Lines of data

□ □ □ □ □

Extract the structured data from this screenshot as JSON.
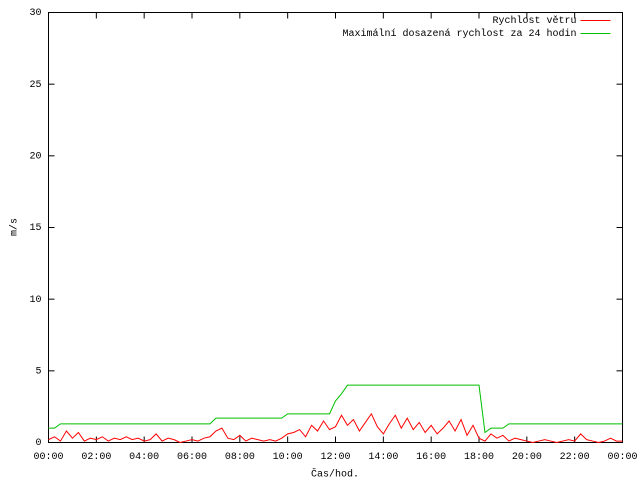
{
  "chart_data": {
    "type": "line",
    "xlabel": "Čas/hod.",
    "ylabel": "m/s",
    "x": [
      0,
      0.25,
      0.5,
      0.75,
      1,
      1.25,
      1.5,
      1.75,
      2,
      2.25,
      2.5,
      2.75,
      3,
      3.25,
      3.5,
      3.75,
      4,
      4.25,
      4.5,
      4.75,
      5,
      5.25,
      5.5,
      5.75,
      6,
      6.25,
      6.5,
      6.75,
      7,
      7.25,
      7.5,
      7.75,
      8,
      8.25,
      8.5,
      8.75,
      9,
      9.25,
      9.5,
      9.75,
      10,
      10.25,
      10.5,
      10.75,
      11,
      11.25,
      11.5,
      11.75,
      12,
      12.25,
      12.5,
      12.75,
      13,
      13.25,
      13.5,
      13.75,
      14,
      14.25,
      14.5,
      14.75,
      15,
      15.25,
      15.5,
      15.75,
      16,
      16.25,
      16.5,
      16.75,
      17,
      17.25,
      17.5,
      17.75,
      18,
      18.25,
      18.5,
      18.75,
      19,
      19.25,
      19.5,
      19.75,
      20,
      20.25,
      20.5,
      20.75,
      21,
      21.25,
      21.5,
      21.75,
      22,
      22.25,
      22.5,
      22.75,
      23,
      23.25,
      23.5,
      23.75,
      24
    ],
    "series": [
      {
        "name": "Rychlost větru",
        "color": "#ff0000",
        "values": [
          0.2,
          0.4,
          0.1,
          0.8,
          0.3,
          0.7,
          0.1,
          0.3,
          0.2,
          0.4,
          0.1,
          0.3,
          0.2,
          0.4,
          0.2,
          0.3,
          0.1,
          0.2,
          0.6,
          0.1,
          0.3,
          0.2,
          0,
          0.1,
          0.2,
          0.1,
          0.3,
          0.4,
          0.8,
          1.0,
          0.3,
          0.2,
          0.5,
          0.1,
          0.3,
          0.2,
          0.1,
          0.2,
          0.1,
          0.3,
          0.6,
          0.7,
          0.9,
          0.4,
          1.2,
          0.8,
          1.5,
          0.9,
          1.1,
          1.9,
          1.2,
          1.6,
          0.8,
          1.4,
          2.0,
          1.1,
          0.6,
          1.3,
          1.9,
          1.0,
          1.7,
          0.9,
          1.4,
          0.7,
          1.2,
          0.6,
          1.0,
          1.5,
          0.8,
          1.6,
          0.5,
          1.2,
          0.3,
          0.1,
          0.6,
          0.3,
          0.5,
          0.1,
          0.3,
          0.2,
          0.1,
          0,
          0.1,
          0.2,
          0.1,
          0,
          0.1,
          0.2,
          0.1,
          0.6,
          0.2,
          0.1,
          0,
          0.1,
          0.3,
          0.1,
          0.1
        ]
      },
      {
        "name": "Maximální dosazená rychlost za 24 hodin",
        "color": "#00c000",
        "values": [
          1.0,
          1.0,
          1.3,
          1.3,
          1.3,
          1.3,
          1.3,
          1.3,
          1.3,
          1.3,
          1.3,
          1.3,
          1.3,
          1.3,
          1.3,
          1.3,
          1.3,
          1.3,
          1.3,
          1.3,
          1.3,
          1.3,
          1.3,
          1.3,
          1.3,
          1.3,
          1.3,
          1.3,
          1.7,
          1.7,
          1.7,
          1.7,
          1.7,
          1.7,
          1.7,
          1.7,
          1.7,
          1.7,
          1.7,
          1.7,
          2.0,
          2.0,
          2.0,
          2.0,
          2.0,
          2.0,
          2.0,
          2.0,
          2.9,
          3.4,
          4.0,
          4.0,
          4.0,
          4.0,
          4.0,
          4.0,
          4.0,
          4.0,
          4.0,
          4.0,
          4.0,
          4.0,
          4.0,
          4.0,
          4.0,
          4.0,
          4.0,
          4.0,
          4.0,
          4.0,
          4.0,
          4.0,
          4.0,
          0.7,
          1.0,
          1.0,
          1.0,
          1.3,
          1.3,
          1.3,
          1.3,
          1.3,
          1.3,
          1.3,
          1.3,
          1.3,
          1.3,
          1.3,
          1.3,
          1.3,
          1.3,
          1.3,
          1.3,
          1.3,
          1.3,
          1.3,
          1.3
        ]
      }
    ],
    "xlim": [
      0,
      24
    ],
    "xticks": [
      {
        "value": 0,
        "label": "00:00"
      },
      {
        "value": 2,
        "label": "02:00"
      },
      {
        "value": 4,
        "label": "04:00"
      },
      {
        "value": 6,
        "label": "06:00"
      },
      {
        "value": 8,
        "label": "08:00"
      },
      {
        "value": 10,
        "label": "10:00"
      },
      {
        "value": 12,
        "label": "12:00"
      },
      {
        "value": 14,
        "label": "14:00"
      },
      {
        "value": 16,
        "label": "16:00"
      },
      {
        "value": 18,
        "label": "18:00"
      },
      {
        "value": 20,
        "label": "20:00"
      },
      {
        "value": 22,
        "label": "22:00"
      },
      {
        "value": 24,
        "label": "00:00"
      }
    ],
    "ylim": [
      0,
      30
    ],
    "yticks": [
      0,
      5,
      10,
      15,
      20,
      25,
      30
    ],
    "legend": "top-right",
    "grid": false
  }
}
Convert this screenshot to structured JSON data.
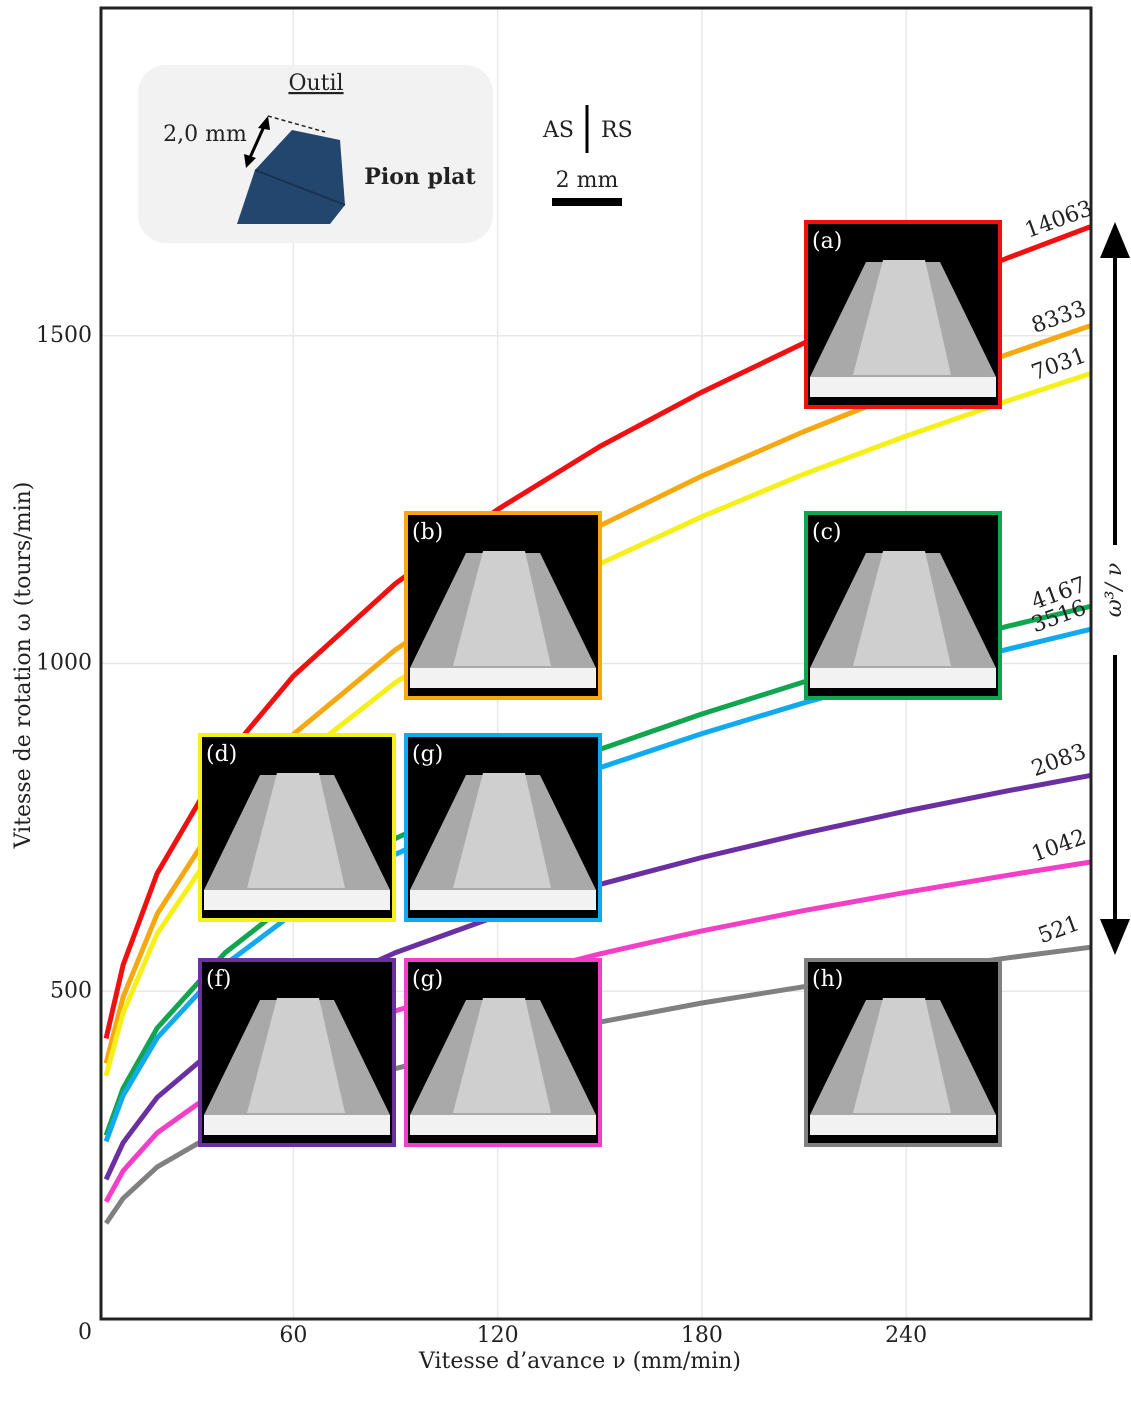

□ □ □ □ □

Instructions to follow -> Repeat the data exactly, dropping every picture it holds.

Solution to the exercise ->
Extract the structured data from this screenshot as JSON.
{
  "chart_data": {
    "type": "line",
    "xlabel": "Čas/hod.",
    "ylabel": "m/s",
    "x": [
      0,
      0.25,
      0.5,
      0.75,
      1,
      1.25,
      1.5,
      1.75,
      2,
      2.25,
      2.5,
      2.75,
      3,
      3.25,
      3.5,
      3.75,
      4,
      4.25,
      4.5,
      4.75,
      5,
      5.25,
      5.5,
      5.75,
      6,
      6.25,
      6.5,
      6.75,
      7,
      7.25,
      7.5,
      7.75,
      8,
      8.25,
      8.5,
      8.75,
      9,
      9.25,
      9.5,
      9.75,
      10,
      10.25,
      10.5,
      10.75,
      11,
      11.25,
      11.5,
      11.75,
      12,
      12.25,
      12.5,
      12.75,
      13,
      13.25,
      13.5,
      13.75,
      14,
      14.25,
      14.5,
      14.75,
      15,
      15.25,
      15.5,
      15.75,
      16,
      16.25,
      16.5,
      16.75,
      17,
      17.25,
      17.5,
      17.75,
      18,
      18.25,
      18.5,
      18.75,
      19,
      19.25,
      19.5,
      19.75,
      20,
      20.25,
      20.5,
      20.75,
      21,
      21.25,
      21.5,
      21.75,
      22,
      22.25,
      22.5,
      22.75,
      23,
      23.25,
      23.5,
      23.75,
      24
    ],
    "series": [
      {
        "name": "Rychlost větru",
        "color": "#ff0000",
        "values": [
          0.2,
          0.4,
          0.1,
          0.8,
          0.3,
          0.7,
          0.1,
          0.3,
          0.2,
          0.4,
          0.1,
          0.3,
          0.2,
          0.4,
          0.2,
          0.3,
          0.1,
          0.2,
          0.6,
          0.1,
          0.3,
          0.2,
          0,
          0.1,
          0.2,
          0.1,
          0.3,
          0.4,
          0.8,
          1.0,
          0.3,
          0.2,
          0.5,
          0.1,
          0.3,
          0.2,
          0.1,
          0.2,
          0.1,
          0.3,
          0.6,
          0.7,
          0.9,
          0.4,
          1.2,
          0.8,
          1.5,
          0.9,
          1.1,
          1.9,
          1.2,
          1.6,
          0.8,
          1.4,
          2.0,
          1.1,
          0.6,
          1.3,
          1.9,
          1.0,
          1.7,
          0.9,
          1.4,
          0.7,
          1.2,
          0.6,
          1.0,
          1.5,
          0.8,
          1.6,
          0.5,
          1.2,
          0.3,
          0.1,
          0.6,
          0.3,
          0.5,
          0.1,
          0.3,
          0.2,
          0.1,
          0,
          0.1,
          0.2,
          0.1,
          0,
          0.1,
          0.2,
          0.1,
          0.6,
          0.2,
          0.1,
          0,
          0.1,
          0.3,
          0.1,
          0.1
        ]
      },
      {
        "name": "Maximální dosazená rychlost za 24 hodin",
        "color": "#00c000",
        "values": [
          1.0,
          1.0,
          1.3,
          1.3,
          1.3,
          1.3,
          1.3,
          1.3,
          1.3,
          1.3,
          1.3,
          1.3,
          1.3,
          1.3,
          1.3,
          1.3,
          1.3,
          1.3,
          1.3,
          1.3,
          1.3,
          1.3,
          1.3,
          1.3,
          1.3,
          1.3,
          1.3,
          1.3,
          1.7,
          1.7,
          1.7,
          1.7,
          1.7,
          1.7,
          1.7,
          1.7,
          1.7,
          1.7,
          1.7,
          1.7,
          2.0,
          2.0,
          2.0,
          2.0,
          2.0,
          2.0,
          2.0,
          2.0,
          2.9,
          3.4,
          4.0,
          4.0,
          4.0,
          4.0,
          4.0,
          4.0,
          4.0,
          4.0,
          4.0,
          4.0,
          4.0,
          4.0,
          4.0,
          4.0,
          4.0,
          4.0,
          4.0,
          4.0,
          4.0,
          4.0,
          4.0,
          4.0,
          4.0,
          0.7,
          1.0,
          1.0,
          1.0,
          1.3,
          1.3,
          1.3,
          1.3,
          1.3,
          1.3,
          1.3,
          1.3,
          1.3,
          1.3,
          1.3,
          1.3,
          1.3,
          1.3,
          1.3,
          1.3,
          1.3,
          1.3,
          1.3,
          1.3
        ]
      }
    ],
    "xlim": [
      0,
      24
    ],
    "xticks": [
      {
        "value": 0,
        "label": "00:00"
      },
      {
        "value": 2,
        "label": "02:00"
      },
      {
        "value": 4,
        "label": "04:00"
      },
      {
        "value": 6,
        "label": "06:00"
      },
      {
        "value": 8,
        "label": "08:00"
      },
      {
        "value": 10,
        "label": "10:00"
      },
      {
        "value": 12,
        "label": "12:00"
      },
      {
        "value": 14,
        "label": "14:00"
      },
      {
        "value": 16,
        "label": "16:00"
      },
      {
        "value": 18,
        "label": "18:00"
      },
      {
        "value": 20,
        "label": "20:00"
      },
      {
        "value": 22,
        "label": "22:00"
      },
      {
        "value": 24,
        "label": "00:00"
      }
    ],
    "ylim": [
      0,
      30
    ],
    "yticks": [
      0,
      5,
      10,
      15,
      20,
      25,
      30
    ],
    "legend": "top-right",
    "grid": false
  }
}
Convert this screenshot to structured JSON data.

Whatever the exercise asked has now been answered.